Exercise aim :: Your reply should be made up of every line in the records below that holds the string "Rituximab".

Segment Start: Source information

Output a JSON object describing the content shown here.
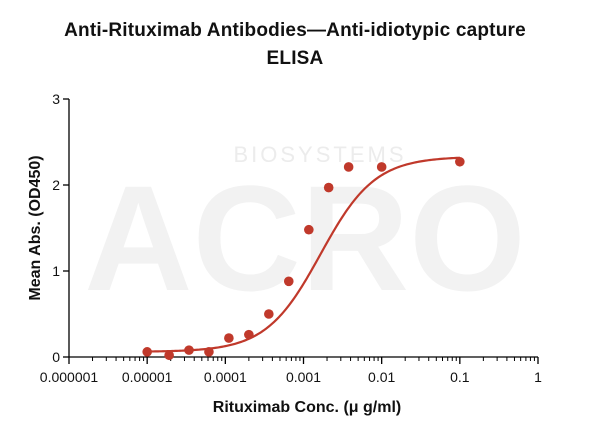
{
  "chart_data": {
    "type": "scatter",
    "title_lines": [
      "Anti-Rituximab Antibodies—Anti-idiotypic capture",
      "ELISA"
    ],
    "xlabel": "Rituximab Conc. (μ g/ml)",
    "ylabel": "Mean Abs. (OD450)",
    "x_scale": "log",
    "xlim": [
      1e-06,
      1
    ],
    "ylim": [
      0,
      3
    ],
    "x_ticks": [
      1e-06,
      1e-05,
      0.0001,
      0.001,
      0.01,
      0.1,
      1
    ],
    "x_tick_labels": [
      "0.000001",
      "0.00001",
      "0.0001",
      "0.001",
      "0.01",
      "0.1",
      "1"
    ],
    "y_ticks": [
      0,
      1,
      2,
      3
    ],
    "y_tick_labels": [
      "0",
      "1",
      "2",
      "3"
    ],
    "grid": false,
    "series": [
      {
        "color": "#c0392b",
        "x": [
          1e-05,
          1.91e-05,
          3.43e-05,
          6.17e-05,
          0.000111,
          0.0002,
          0.00036,
          0.000648,
          0.00117,
          0.0021,
          0.00378,
          0.01,
          0.1
        ],
        "y": [
          0.06,
          0.02,
          0.08,
          0.06,
          0.22,
          0.26,
          0.5,
          0.88,
          1.48,
          1.97,
          2.21,
          2.21,
          2.27
        ]
      }
    ],
    "fit_curve": {
      "model": "4PL",
      "bottom": 0.06,
      "top": 2.33,
      "ec50": 0.00165,
      "hill": 1.25,
      "color": "#c0392b"
    }
  },
  "watermark": {
    "brand": "ACRO",
    "text": "BIOSYSTEMS"
  }
}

Segment End: Source information

Answer section ::
      "Anti-Rituximab Antibodies—Anti-idiotypic capture",
    "xlabel": "Rituximab Conc. (μ g/ml)",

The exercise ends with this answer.